**Exercise instructions**
Locate each line holding the string "Ball" and copy it.

+--

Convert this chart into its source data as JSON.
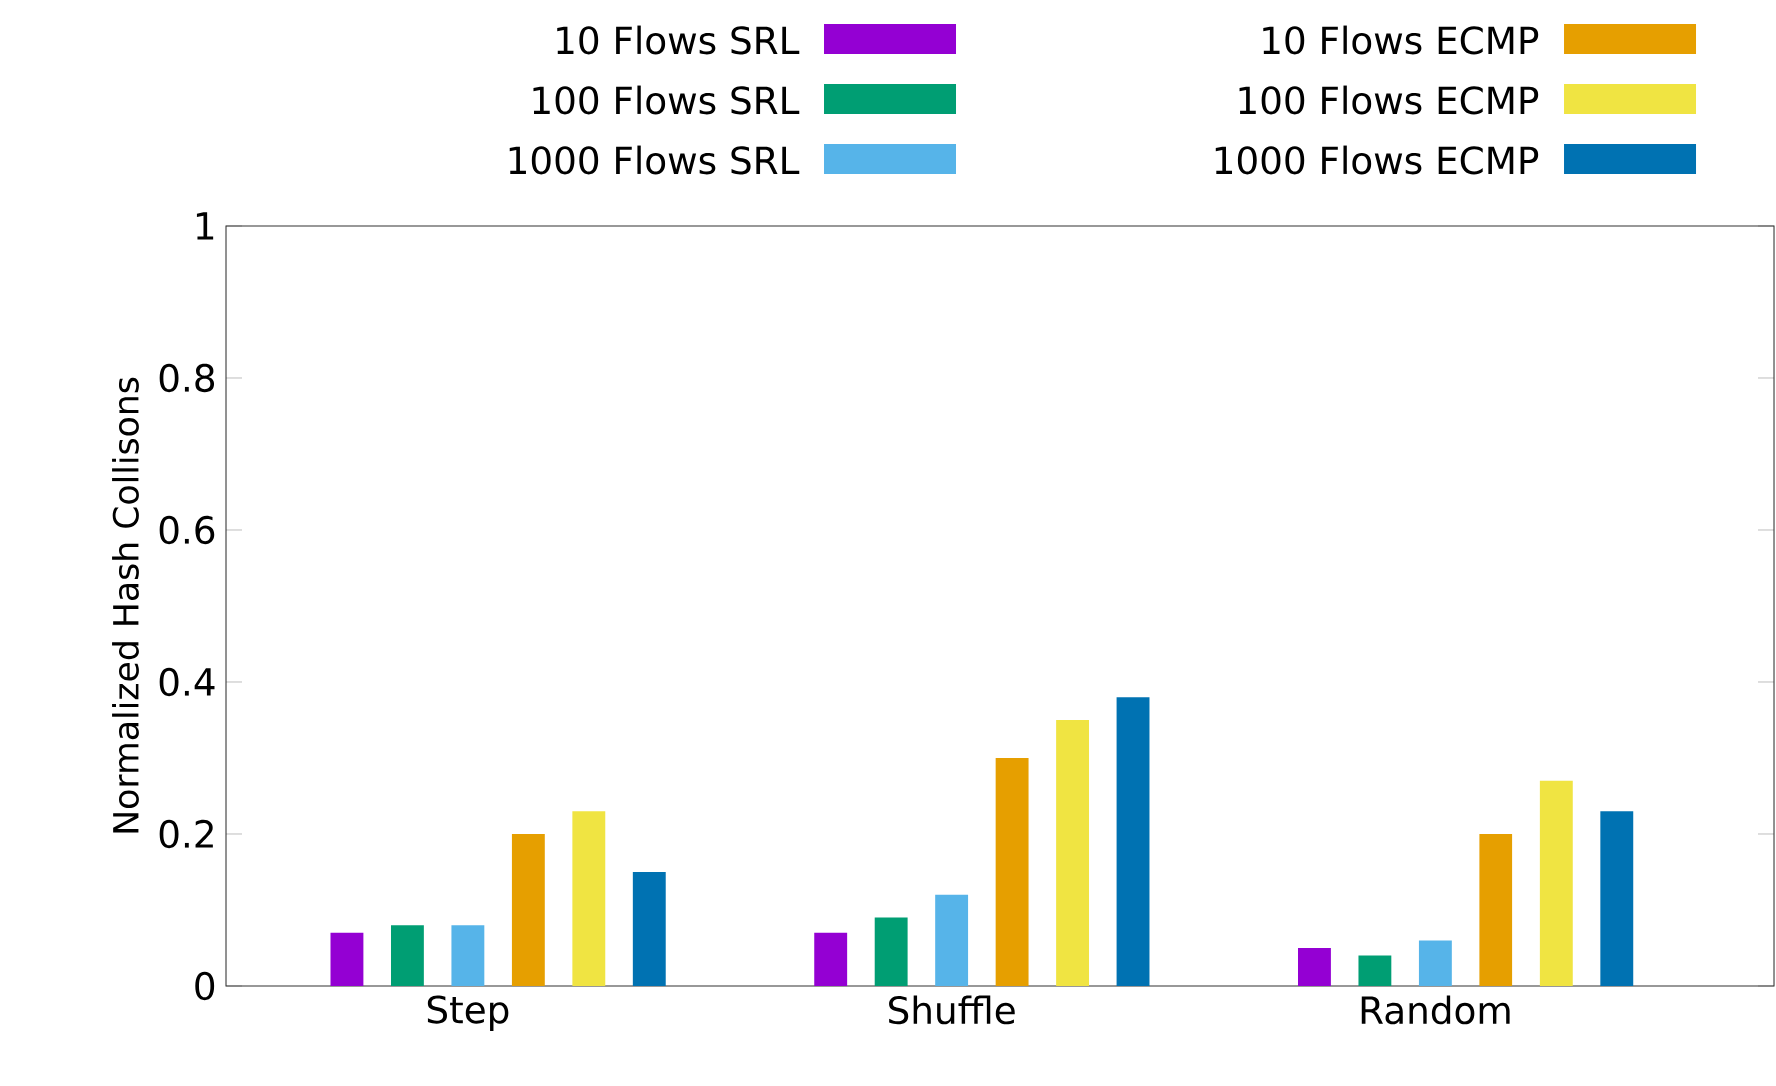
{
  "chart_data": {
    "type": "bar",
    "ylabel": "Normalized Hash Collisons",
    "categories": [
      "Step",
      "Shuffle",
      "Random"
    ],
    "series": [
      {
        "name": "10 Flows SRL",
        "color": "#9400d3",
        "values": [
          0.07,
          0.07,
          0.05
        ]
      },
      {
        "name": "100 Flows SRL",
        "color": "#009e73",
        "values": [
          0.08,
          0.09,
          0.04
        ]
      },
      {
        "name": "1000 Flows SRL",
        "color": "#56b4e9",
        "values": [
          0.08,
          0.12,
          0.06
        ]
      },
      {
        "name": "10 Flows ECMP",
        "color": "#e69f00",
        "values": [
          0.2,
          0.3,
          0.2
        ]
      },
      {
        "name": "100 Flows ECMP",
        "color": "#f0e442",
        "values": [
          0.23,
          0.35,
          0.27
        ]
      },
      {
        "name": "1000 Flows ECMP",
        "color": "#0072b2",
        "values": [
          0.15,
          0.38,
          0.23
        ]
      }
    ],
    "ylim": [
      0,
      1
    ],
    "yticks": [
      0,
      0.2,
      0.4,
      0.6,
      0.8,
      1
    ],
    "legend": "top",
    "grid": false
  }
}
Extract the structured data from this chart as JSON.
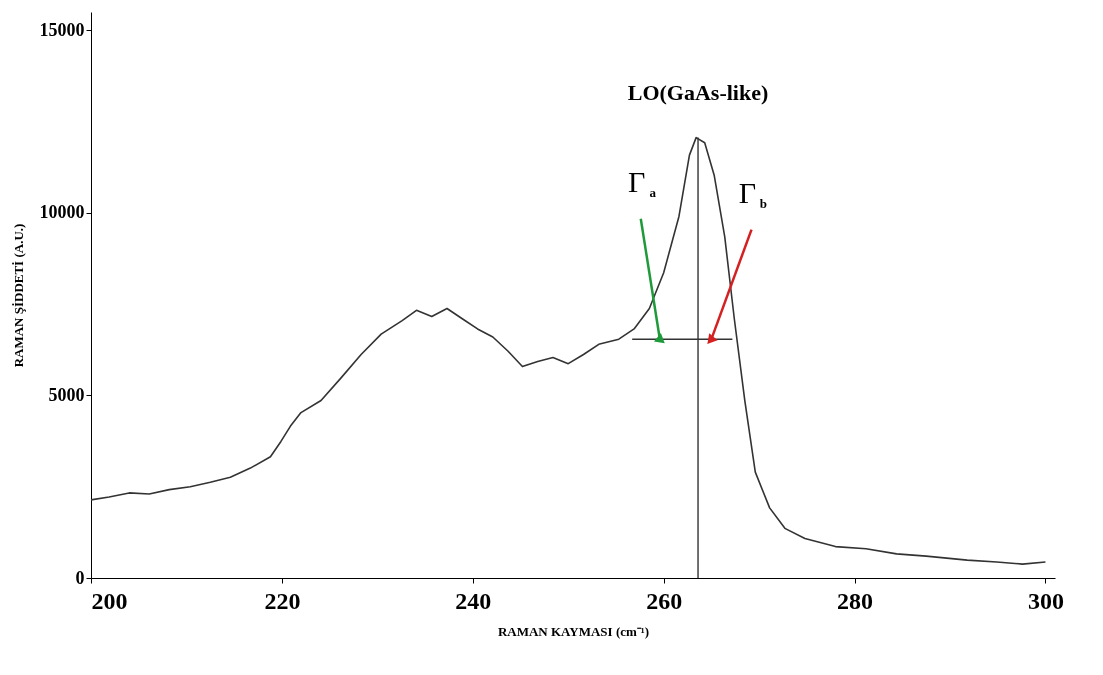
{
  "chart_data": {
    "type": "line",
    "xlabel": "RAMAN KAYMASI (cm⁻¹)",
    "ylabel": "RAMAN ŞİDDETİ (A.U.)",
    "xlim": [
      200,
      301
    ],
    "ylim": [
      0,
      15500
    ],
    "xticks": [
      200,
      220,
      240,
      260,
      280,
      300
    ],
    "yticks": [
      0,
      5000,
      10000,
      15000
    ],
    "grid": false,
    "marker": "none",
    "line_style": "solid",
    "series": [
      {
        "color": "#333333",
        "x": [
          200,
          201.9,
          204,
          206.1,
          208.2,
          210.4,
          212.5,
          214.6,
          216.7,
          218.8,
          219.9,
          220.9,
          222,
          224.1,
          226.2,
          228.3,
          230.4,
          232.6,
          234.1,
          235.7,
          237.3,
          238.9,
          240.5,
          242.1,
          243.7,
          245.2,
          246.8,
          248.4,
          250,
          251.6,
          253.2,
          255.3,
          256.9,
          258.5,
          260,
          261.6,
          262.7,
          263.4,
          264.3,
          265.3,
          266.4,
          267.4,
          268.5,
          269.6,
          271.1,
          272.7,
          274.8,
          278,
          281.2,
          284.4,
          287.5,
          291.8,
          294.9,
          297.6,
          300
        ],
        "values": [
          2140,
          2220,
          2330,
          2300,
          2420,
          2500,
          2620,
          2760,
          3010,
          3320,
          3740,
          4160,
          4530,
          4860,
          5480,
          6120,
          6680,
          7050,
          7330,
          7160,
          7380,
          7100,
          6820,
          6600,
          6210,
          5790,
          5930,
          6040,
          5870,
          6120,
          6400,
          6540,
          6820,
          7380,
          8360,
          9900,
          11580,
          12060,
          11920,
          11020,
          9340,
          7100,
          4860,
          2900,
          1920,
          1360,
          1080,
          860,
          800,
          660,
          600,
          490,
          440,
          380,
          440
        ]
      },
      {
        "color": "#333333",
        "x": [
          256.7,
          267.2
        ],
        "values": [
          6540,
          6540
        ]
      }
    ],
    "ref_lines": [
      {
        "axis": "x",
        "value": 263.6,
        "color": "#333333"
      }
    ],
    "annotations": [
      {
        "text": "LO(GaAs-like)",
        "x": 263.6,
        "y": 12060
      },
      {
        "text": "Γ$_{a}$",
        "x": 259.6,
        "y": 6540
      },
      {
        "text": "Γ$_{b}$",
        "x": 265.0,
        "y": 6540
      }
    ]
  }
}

+--

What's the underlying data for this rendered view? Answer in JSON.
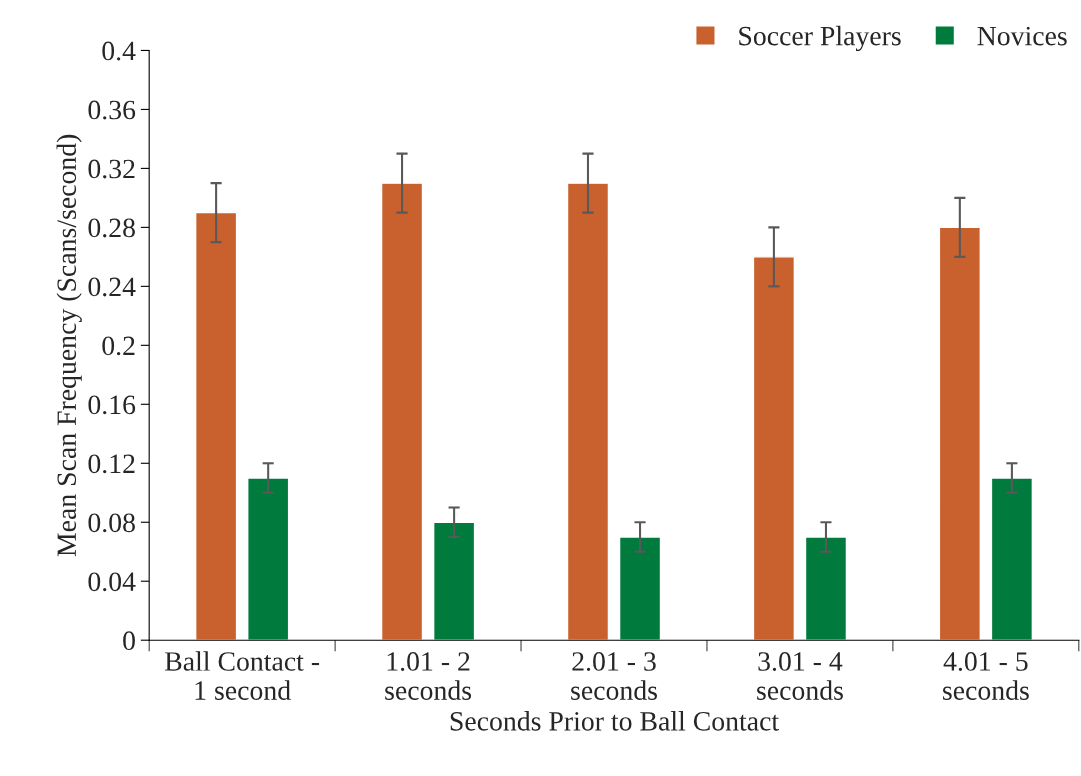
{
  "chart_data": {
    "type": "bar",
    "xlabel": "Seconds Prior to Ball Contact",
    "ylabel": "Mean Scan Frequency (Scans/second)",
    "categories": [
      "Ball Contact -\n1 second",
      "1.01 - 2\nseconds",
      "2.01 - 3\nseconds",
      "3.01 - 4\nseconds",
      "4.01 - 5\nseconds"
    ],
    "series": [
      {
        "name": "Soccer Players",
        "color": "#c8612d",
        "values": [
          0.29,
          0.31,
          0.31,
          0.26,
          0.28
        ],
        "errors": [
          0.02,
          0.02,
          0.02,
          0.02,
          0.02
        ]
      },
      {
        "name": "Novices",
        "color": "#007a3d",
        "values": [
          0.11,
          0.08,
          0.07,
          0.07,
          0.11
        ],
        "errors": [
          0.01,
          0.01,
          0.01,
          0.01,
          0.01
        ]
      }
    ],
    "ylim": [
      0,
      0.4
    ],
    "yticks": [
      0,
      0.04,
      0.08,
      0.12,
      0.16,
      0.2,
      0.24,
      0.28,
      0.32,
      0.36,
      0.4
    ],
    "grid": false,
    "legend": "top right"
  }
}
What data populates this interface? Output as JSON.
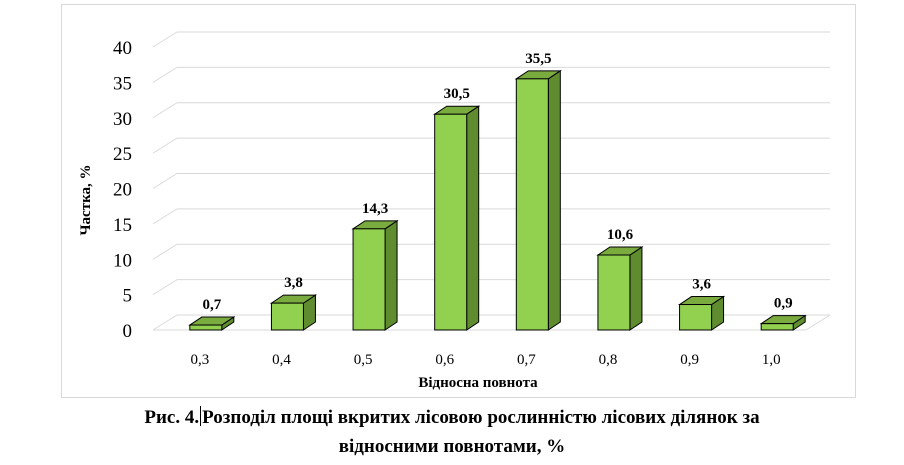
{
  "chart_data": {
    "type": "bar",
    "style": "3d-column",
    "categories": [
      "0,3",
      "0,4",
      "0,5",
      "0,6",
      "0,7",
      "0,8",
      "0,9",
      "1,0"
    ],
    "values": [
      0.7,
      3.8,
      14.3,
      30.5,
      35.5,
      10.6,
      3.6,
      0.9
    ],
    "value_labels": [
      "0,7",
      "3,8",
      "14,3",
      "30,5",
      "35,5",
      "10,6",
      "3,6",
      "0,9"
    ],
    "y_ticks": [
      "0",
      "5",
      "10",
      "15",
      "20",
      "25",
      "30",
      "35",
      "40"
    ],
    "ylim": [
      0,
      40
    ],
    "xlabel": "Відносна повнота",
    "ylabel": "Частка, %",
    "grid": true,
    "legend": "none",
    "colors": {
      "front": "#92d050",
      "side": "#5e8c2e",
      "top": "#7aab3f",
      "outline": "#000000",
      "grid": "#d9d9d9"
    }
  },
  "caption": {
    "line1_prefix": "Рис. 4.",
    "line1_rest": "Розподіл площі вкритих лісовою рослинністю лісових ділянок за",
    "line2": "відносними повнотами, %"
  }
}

+--

**Output for this task**
    "xlabel": "Seconds Prior to Ball Contact",
      "Ball Contact -\n1 second",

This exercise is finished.